- Set task:
Without the images, write out the whole listing exactly.

####

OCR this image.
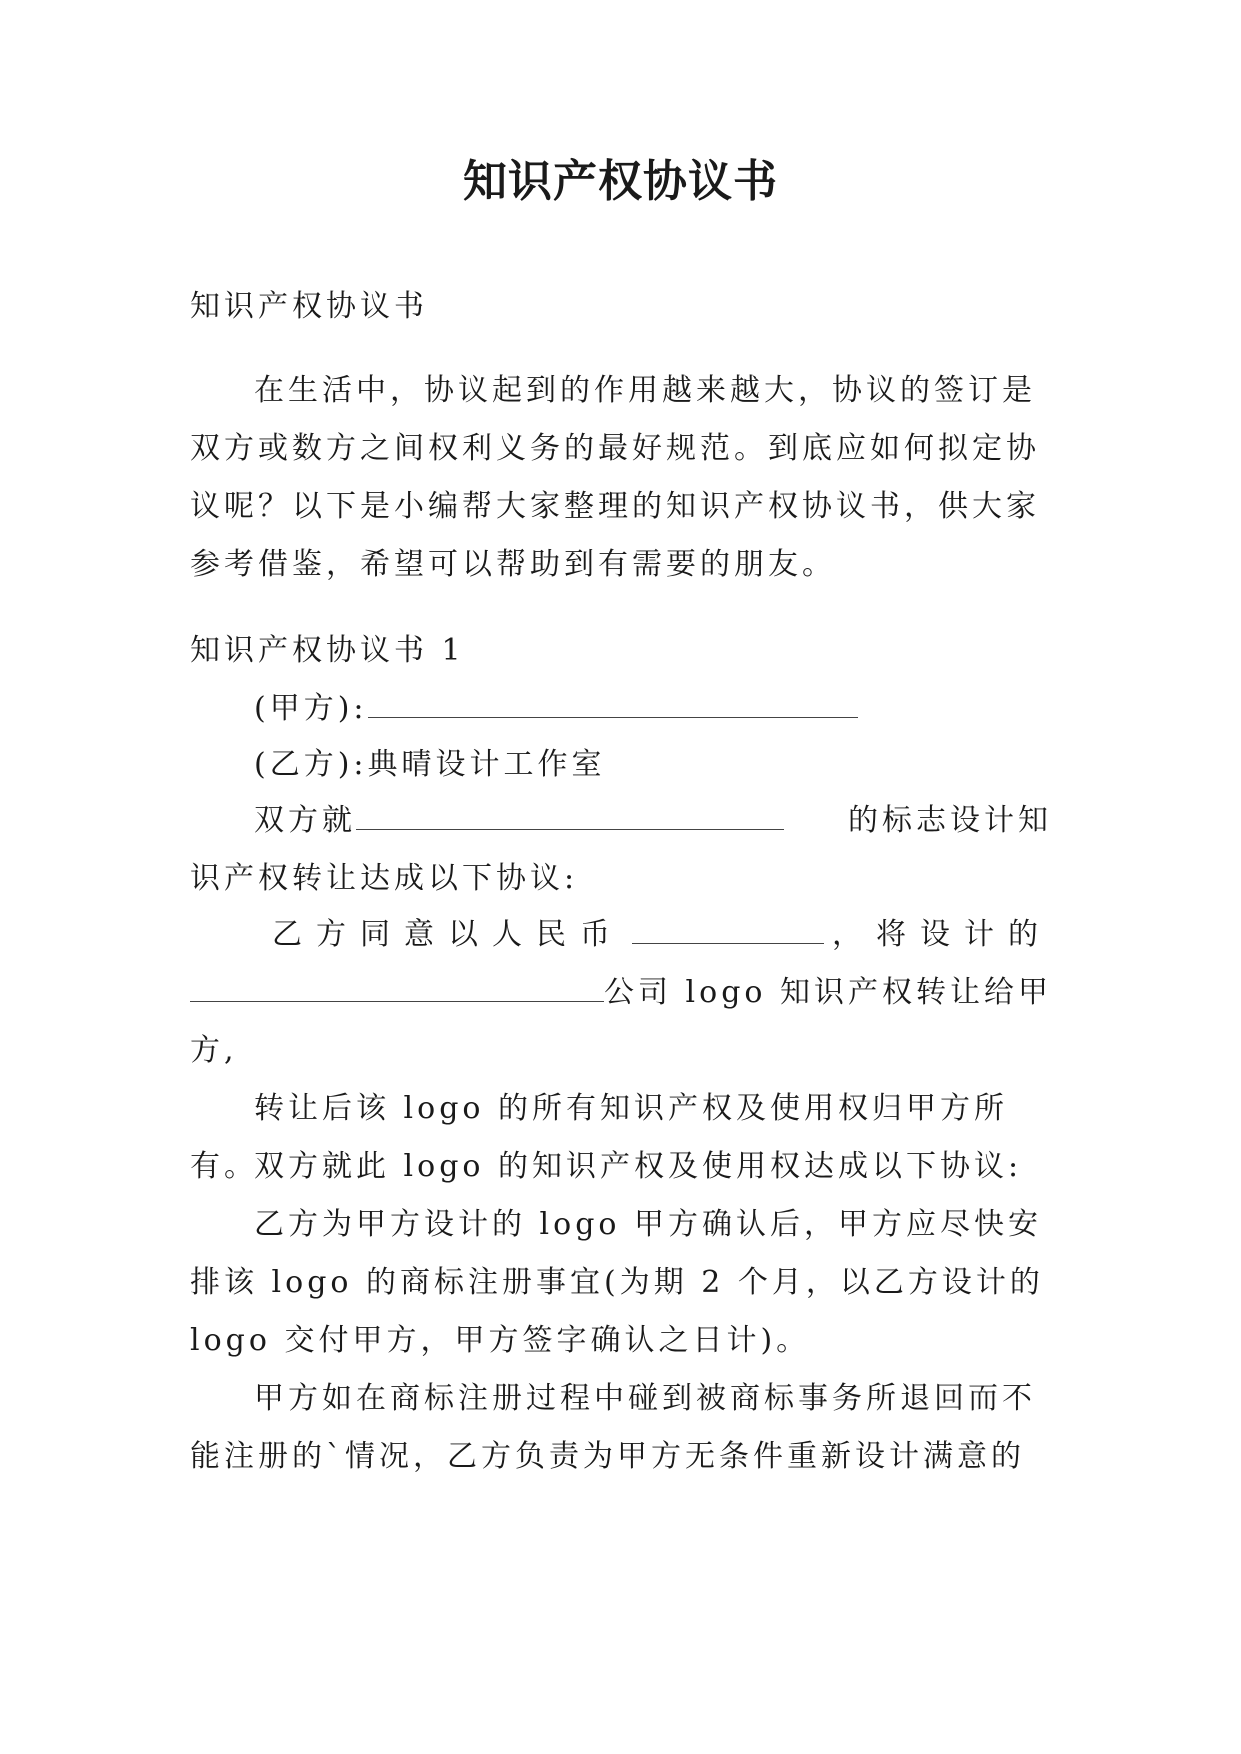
知识产权协议书

知识产权协议书

在生活中，协议起到的作用越来越大，协议的签订是双方或数方之间权利义务的最好规范。到底应如何拟定协议呢？以下是小编帮大家整理的知识产权协议书，供大家参考借鉴，希望可以帮助到有需要的朋友。

知识产权协议书 1

(甲方):

(乙方):典晴设计工作室

双方就	的标志设计知

识产权转让达成以下协议:

乙方同意以人民币	，将设计的
公司 logo 知识产权转让给甲

方,

转让后该 logo 的所有知识产权及使用权归甲方所有。

双方就此 logo 的知识产权及使用权达成以下协议:

乙方为甲方设计的 logo 甲方确认后，甲方应尽快安排该 logo 的商标注册事宜(为期 2 个月，以乙方设计的 logo 交付甲方，甲方签字确认之日计)。

甲方如在商标注册过程中碰到被商标事务所退回而不能注册的`情况，乙方负责为甲方无条件重新设计满意的
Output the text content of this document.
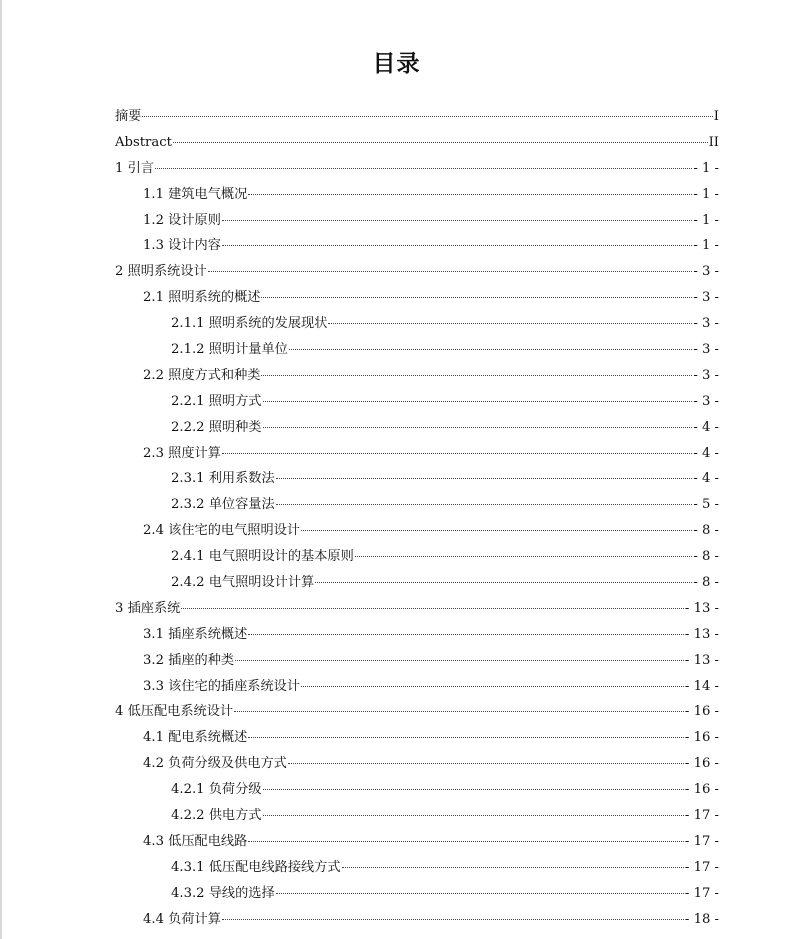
目录
摘要	I
Abstract	II
1 引言	- 1 -
1.1 建筑电气概况	- 1 -
1.2 设计原则	- 1 -
1.3 设计内容	- 1 -
2 照明系统设计	- 3 -
2.1 照明系统的概述	- 3 -
2.1.1 照明系统的发展现状	- 3 -
2.1.2 照明计量单位	- 3 -
2.2 照度方式和种类	- 3 -
2.2.1 照明方式	- 3 -
2.2.2 照明种类	- 4 -
2.3 照度计算	- 4 -
2.3.1 利用系数法	- 4 -
2.3.2 单位容量法	- 5 -
2.4 该住宅的电气照明设计	- 8 -
2.4.1 电气照明设计的基本原则	- 8 -
2.4.2 电气照明设计计算	- 8 -
3 插座系统	- 13 -
3.1 插座系统概述	- 13 -
3.2 插座的种类	- 13 -
3.3 该住宅的插座系统设计	- 14 -
4 低压配电系统设计	- 16 -
4.1 配电系统概述	- 16 -
4.2 负荷分级及供电方式	- 16 -
4.2.1 负荷分级	- 16 -
4.2.2 供电方式	- 17 -
4.3 低压配电线路	- 17 -
4.3.1 低压配电线路接线方式	- 17 -
4.3.2 导线的选择	- 17 -
4.4 负荷计算	- 18 -
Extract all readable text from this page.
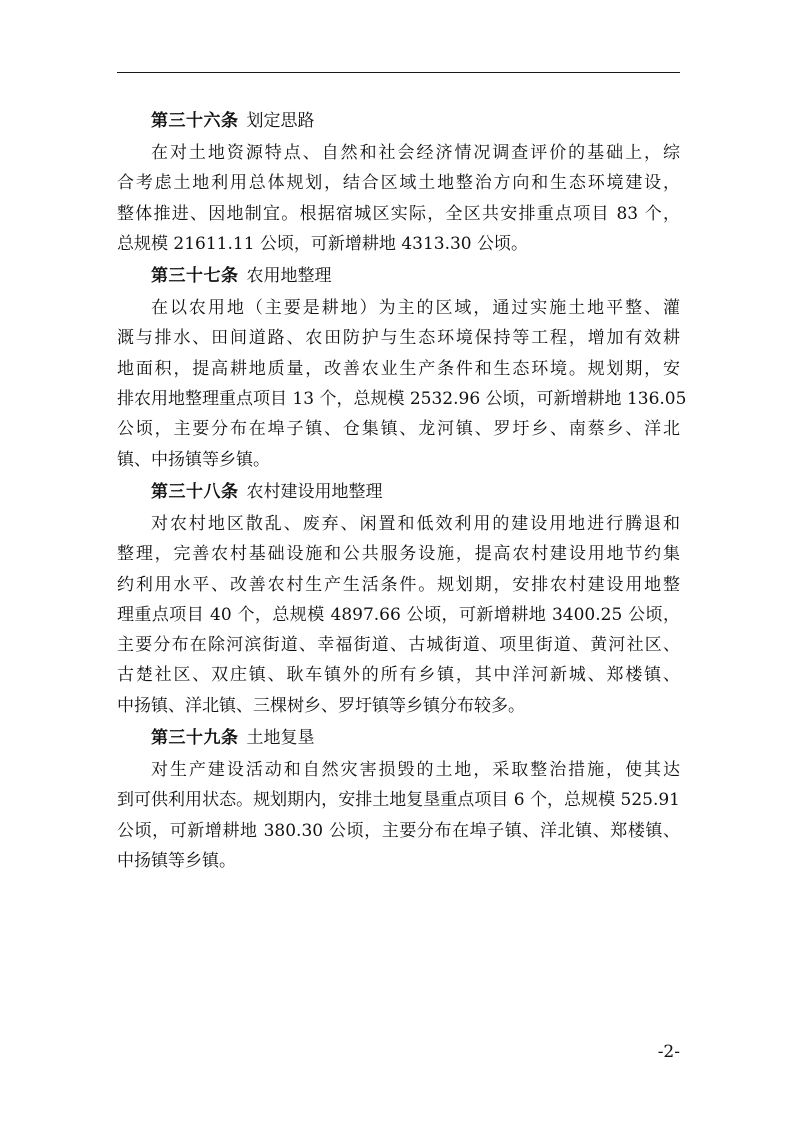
第三十六条 划定思路

在对土地资源特点、自然和社会经济情况调查评价的基础上，综
合考虑土地利用总体规划，结合区域土地整治方向和生态环境建设，
整体推进、因地制宜。根据宿城区实际，全区共安排重点项目 83 个，
总规模 21611.11 公顷，可新增耕地 4313.30 公顷。

第三十七条 农用地整理

在以农用地（主要是耕地）为主的区域，通过实施土地平整、灌
溉与排水、田间道路、农田防护与生态环境保持等工程，增加有效耕
地面积，提高耕地质量，改善农业生产条件和生态环境。规划期，安
排农用地整理重点项目 13 个，总规模 2532.96 公顷，可新增耕地 136.05
公顷，主要分布在埠子镇、仓集镇、龙河镇、罗圩乡、南蔡乡、洋北
镇、中扬镇等乡镇。

第三十八条 农村建设用地整理

对农村地区散乱、废弃、闲置和低效利用的建设用地进行腾退和
整理，完善农村基础设施和公共服务设施，提高农村建设用地节约集
约利用水平、改善农村生产生活条件。规划期，安排农村建设用地整
理重点项目 40 个，总规模 4897.66 公顷，可新增耕地 3400.25 公顷，
主要分布在除河滨街道、幸福街道、古城街道、项里街道、黄河社区、
古楚社区、双庄镇、耿车镇外的所有乡镇，其中洋河新城、郑楼镇、
中扬镇、洋北镇、三棵树乡、罗圩镇等乡镇分布较多。

第三十九条 土地复垦

对生产建设活动和自然灾害损毁的土地，采取整治措施，使其达
到可供利用状态。规划期内，安排土地复垦重点项目 6 个，总规模 525.91
公顷，可新增耕地 380.30 公顷，主要分布在埠子镇、洋北镇、郑楼镇、
中扬镇等乡镇。

-2-
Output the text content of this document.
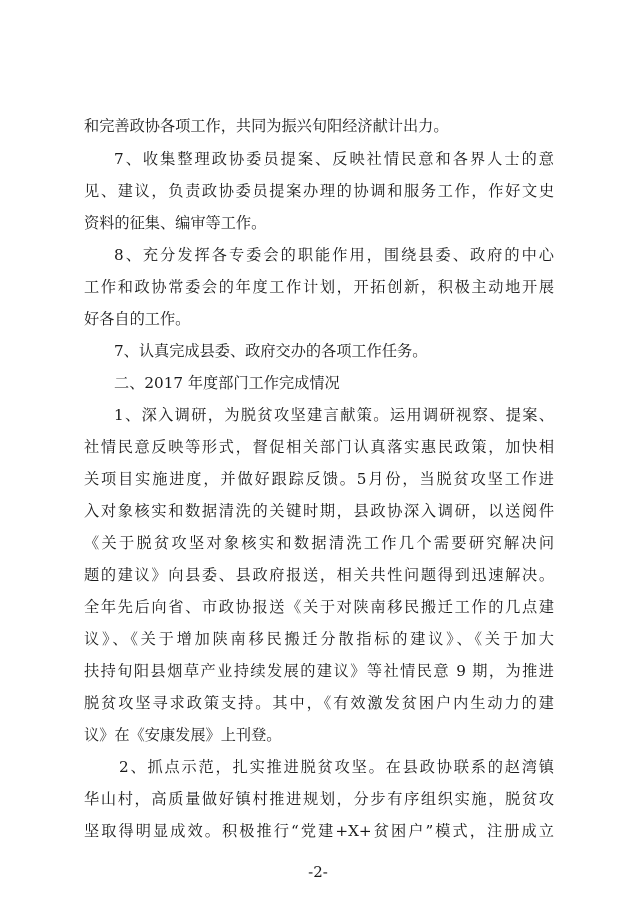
和完善政协各项工作，共同为振兴旬阳经济献计出力。
7、收集整理政协委员提案、反映社情民意和各界人士的意
见、建议，负责政协委员提案办理的协调和服务工作，作好文史
资料的征集、编审等工作。
8、充分发挥各专委会的职能作用，围绕县委、政府的中心
工作和政协常委会的年度工作计划，开拓创新，积极主动地开展
好各自的工作。
7、认真完成县委、政府交办的各项工作任务。
二、2017 年度部门工作完成情况
1、深入调研，为脱贫攻坚建言献策。运用调研视察、提案、
社情民意反映等形式，督促相关部门认真落实惠民政策，加快相
关项目实施进度，并做好跟踪反馈。5月份，当脱贫攻坚工作进
入对象核实和数据清洗的关键时期，县政协深入调研，以送阅件
《关于脱贫攻坚对象核实和数据清洗工作几个需要研究解决问
题的建议》向县委、县政府报送，相关共性问题得到迅速解决。
全年先后向省、市政协报送《关于对陕南移民搬迁工作的几点建
议》、《关于增加陕南移民搬迁分散指标的建议》、《关于加大
扶持旬阳县烟草产业持续发展的建议》等社情民意 9 期，为推进
脱贫攻坚寻求政策支持。其中，《有效激发贫困户内生动力的建
议》在《安康发展》上刊登。
2、抓点示范，扎实推进脱贫攻坚。在县政协联系的赵湾镇
华山村，高质量做好镇村推进规划，分步有序组织实施，脱贫攻
坚取得明显成效。积极推行“党建+X+贫困户”模式，注册成立
-2-
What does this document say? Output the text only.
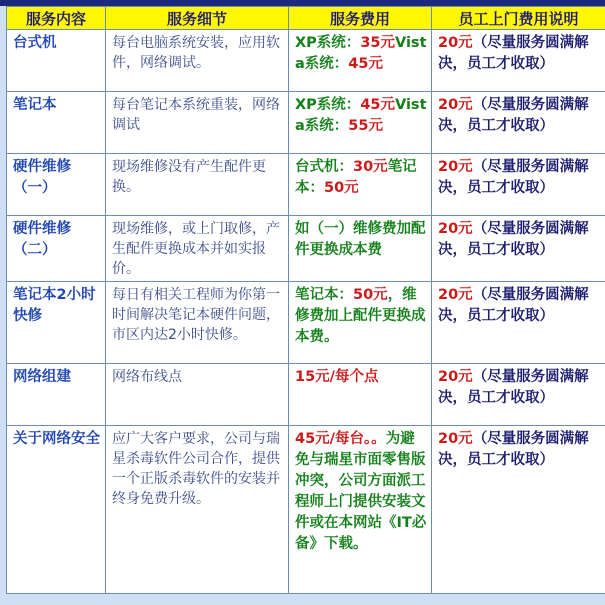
服务内容	服务细节	服务费用	员工上门费用说明
台式机	每台电脑系统安装，应用软件，网络调试。	XP系统：35元Vista系统：45元	20元（尽量服务圆满解决，员工才收取）
笔记本	每台笔记本系统重装，网络调试	XP系统：45元Vista系统：55元	20元（尽量服务圆满解决，员工才收取）
硬件维修（一）	现场维修没有产生配件更换。	台式机：30元笔记本：50元	20元（尽量服务圆满解决，员工才收取）
硬件维修（二）	现场维修，或上门取修，产生配件更换成本并如实报价。	如（一）维修费加配件更换成本费	20元（尽量服务圆满解决，员工才收取）
笔记本2小时快修	每日有相关工程师为你第一时间解决笔记本硬件问题，市区内达2小时快修。	笔记本：50元，维修费加上配件更换成本费。	20元（尽量服务圆满解决，员工才收取）
网络组建	网络布线点	15元/每个点	20元（尽量服务圆满解决，员工才收取）
关于网络安全	应广大客户要求，公司与瑞星杀毒软件公司合作，提供一个正版杀毒软件的安装并终身免费升级。	45元/每台。。为避免与瑞星市面零售版冲突，公司方面派工程师上门提供安装文件或在本网站《IT必备》下载。	20元（尽量服务圆满解决，员工才收取）
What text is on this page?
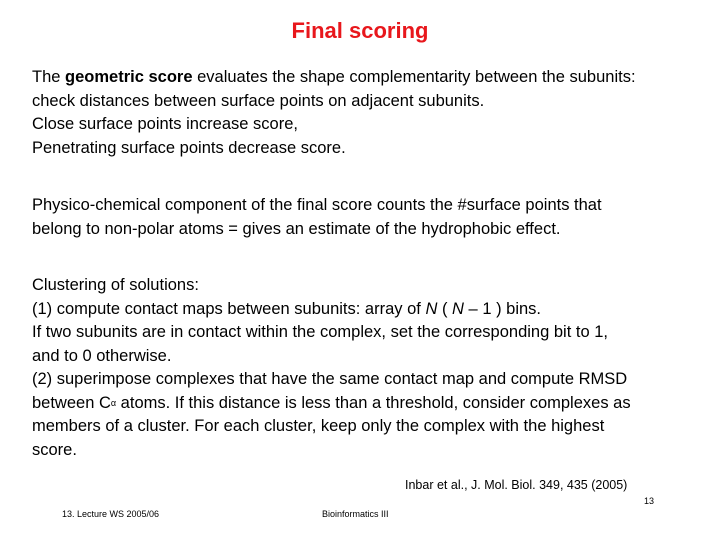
Final scoring

The geometric score evaluates the shape complementarity between the subunits:
check distances between surface points on adjacent subunits.
Close surface points increase score,
Penetrating surface points decrease score.

Physico-chemical component of the final score counts the #surface points that
belong to non-polar atoms = gives an estimate of the hydrophobic effect.

Clustering of solutions:
(1) compute contact maps between subunits: array of N ( N – 1 ) bins.
If two subunits are in contact within the complex, set the corresponding bit to 1,
and to 0 otherwise.
(2) superimpose complexes that have the same contact map and compute RMSD
between Cα atoms. If this distance is less than a threshold, consider complexes as
members of a cluster. For each cluster, keep only the complex with the highest
score.

Inbar et al., J. Mol. Biol. 349, 435 (2005)
13
13. Lecture WS 2005/06	Bioinformatics III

####

- Result of this exercise:
OCR this image.
知识产权协议书

知识产权协议书

在生活中，协议起到的作用越来越大，协议的签订是双方或数方之间权利义务的最好规范。到底应如何拟定协议呢？以下是小编帮大家整理的知识产权协议书，供大家参考借鉴，希望可以帮助到有需要的朋友。

知识产权协议书 1

(甲方):

(乙方):典晴设计工作室

双方就	的标志设计知

识产权转让达成以下协议:

乙方同意以人民币	，将设计的
公司 logo 知识产权转让给甲

方,

转让后该 logo 的所有知识产权及使用权归甲方所有。

双方就此 logo 的知识产权及使用权达成以下协议:

乙方为甲方设计的 logo 甲方确认后，甲方应尽快安排该 logo 的商标注册事宜(为期 2 个月，以乙方设计的 logo 交付甲方，甲方签字确认之日计)。

甲方如在商标注册过程中碰到被商标事务所退回而不能注册的`情况，乙方负责为甲方无条件重新设计满意的
Output the text content of this document.
目录
摘要	I
Abstract	II
1 引言	- 1 -
1.1 建筑电气概况	- 1 -
1.2 设计原则	- 1 -
1.3 设计内容	- 1 -
2 照明系统设计	- 3 -
2.1 照明系统的概述	- 3 -
2.1.1 照明系统的发展现状	- 3 -
2.1.2 照明计量单位	- 3 -
2.2 照度方式和种类	- 3 -
2.2.1 照明方式	- 3 -
2.2.2 照明种类	- 4 -
2.3 照度计算	- 4 -
2.3.1 利用系数法	- 4 -
2.3.2 单位容量法	- 5 -
2.4 该住宅的电气照明设计	- 8 -
2.4.1 电气照明设计的基本原则	- 8 -
2.4.2 电气照明设计计算	- 8 -
3 插座系统	- 13 -
3.1 插座系统概述	- 13 -
3.2 插座的种类	- 13 -
3.3 该住宅的插座系统设计	- 14 -
4 低压配电系统设计	- 16 -
4.1 配电系统概述	- 16 -
4.2 负荷分级及供电方式	- 16 -
4.2.1 负荷分级	- 16 -
4.2.2 供电方式	- 17 -
4.3 低压配电线路	- 17 -
4.3.1 低压配电线路接线方式	- 17 -
4.3.2 导线的选择	- 17 -
4.4 负荷计算	- 18 -
Extract all readable text from this page.
第三十六条 划定思路

在对土地资源特点、自然和社会经济情况调查评价的基础上，综
合考虑土地利用总体规划，结合区域土地整治方向和生态环境建设，
整体推进、因地制宜。根据宿城区实际，全区共安排重点项目 83 个，
总规模 21611.11 公顷，可新增耕地 4313.30 公顷。

第三十七条 农用地整理

在以农用地（主要是耕地）为主的区域，通过实施土地平整、灌
溉与排水、田间道路、农田防护与生态环境保持等工程，增加有效耕
地面积，提高耕地质量，改善农业生产条件和生态环境。规划期，安
排农用地整理重点项目 13 个，总规模 2532.96 公顷，可新增耕地 136.05
公顷，主要分布在埠子镇、仓集镇、龙河镇、罗圩乡、南蔡乡、洋北
镇、中扬镇等乡镇。

第三十八条 农村建设用地整理

对农村地区散乱、废弃、闲置和低效利用的建设用地进行腾退和
整理，完善农村基础设施和公共服务设施，提高农村建设用地节约集
约利用水平、改善农村生产生活条件。规划期，安排农村建设用地整
理重点项目 40 个，总规模 4897.66 公顷，可新增耕地 3400.25 公顷，
主要分布在除河滨街道、幸福街道、古城街道、项里街道、黄河社区、
古楚社区、双庄镇、耿车镇外的所有乡镇，其中洋河新城、郑楼镇、
中扬镇、洋北镇、三棵树乡、罗圩镇等乡镇分布较多。

第三十九条 土地复垦

对生产建设活动和自然灾害损毁的土地，采取整治措施，使其达
到可供利用状态。规划期内，安排土地复垦重点项目 6 个，总规模 525.91
公顷，可新增耕地 380.30 公顷，主要分布在埠子镇、洋北镇、郑楼镇、
中扬镇等乡镇。

-2-
Output the text content of this document.
和完善政协各项工作，共同为振兴旬阳经济献计出力。
7、收集整理政协委员提案、反映社情民意和各界人士的意
见、建议，负责政协委员提案办理的协调和服务工作，作好文史
资料的征集、编审等工作。
8、充分发挥各专委会的职能作用，围绕县委、政府的中心
工作和政协常委会的年度工作计划，开拓创新，积极主动地开展
好各自的工作。
7、认真完成县委、政府交办的各项工作任务。
二、2017 年度部门工作完成情况
1、深入调研，为脱贫攻坚建言献策。运用调研视察、提案、
社情民意反映等形式，督促相关部门认真落实惠民政策，加快相
关项目实施进度，并做好跟踪反馈。5月份，当脱贫攻坚工作进
入对象核实和数据清洗的关键时期，县政协深入调研，以送阅件
《关于脱贫攻坚对象核实和数据清洗工作几个需要研究解决问
题的建议》向县委、县政府报送，相关共性问题得到迅速解决。
全年先后向省、市政协报送《关于对陕南移民搬迁工作的几点建
议》、《关于增加陕南移民搬迁分散指标的建议》、《关于加大
扶持旬阳县烟草产业持续发展的建议》等社情民意 9 期，为推进
脱贫攻坚寻求政策支持。其中，《有效激发贫困户内生动力的建
议》在《安康发展》上刊登。
2、抓点示范，扎实推进脱贫攻坚。在县政协联系的赵湾镇
华山村，高质量做好镇村推进规划，分步有序组织实施，脱贫攻
坚取得明显成效。积极推行“党建+X+贫困户”模式，注册成立
-2-
What does this document say? Output the text only.
服务内容	服务细节	服务费用	员工上门费用说明
台式机	每台电脑系统安装，应用软件，网络调试。	XP系统：35元Vista系统：45元	20元（尽量服务圆满解决，员工才收取）
笔记本	每台笔记本系统重装，网络调试	XP系统：45元Vista系统：55元	20元（尽量服务圆满解决，员工才收取）
硬件维修（一）	现场维修没有产生配件更换。	台式机：30元笔记本：50元	20元（尽量服务圆满解决，员工才收取）
硬件维修（二）	现场维修，或上门取修，产生配件更换成本并如实报价。	如（一）维修费加配件更换成本费	20元（尽量服务圆满解决，员工才收取）
笔记本2小时快修	每日有相关工程师为你第一时间解决笔记本硬件问题，市区内达2小时快修。	笔记本：50元，维修费加上配件更换成本费。	20元（尽量服务圆满解决，员工才收取）
网络组建	网络布线点	15元/每个点	20元（尽量服务圆满解决，员工才收取）
关于网络安全	应广大客户要求，公司与瑞星杀毒软件公司合作，提供一个正版杀毒软件的安装并终身免费升级。	45元/每台。。为避免与瑞星市面零售版冲突，公司方面派工程师上门提供安装文件或在本网站《IT必备》下载。	20元（尽量服务圆满解决，员工才收取）
What text is on this page?
Final scoring

The geometric score evaluates the shape complementarity between the subunits:
check distances between surface points on adjacent subunits.
Close surface points increase score,
Penetrating surface points decrease score.

Physico-chemical component of the final score counts the #surface points that
belong to non-polar atoms = gives an estimate of the hydrophobic effect.

Clustering of solutions:
(1) compute contact maps between subunits: array of N ( N – 1 ) bins.
If two subunits are in contact within the complex, set the corresponding bit to 1,
and to 0 otherwise.
(2) superimpose complexes that have the same contact map and compute RMSD
between Cα atoms. If this distance is less than a threshold, consider complexes as
members of a cluster. For each cluster, keep only the complex with the highest
score.

Inbar et al., J. Mol. Biol. 349, 435 (2005)
13
13. Lecture WS 2005/06	Bioinformatics III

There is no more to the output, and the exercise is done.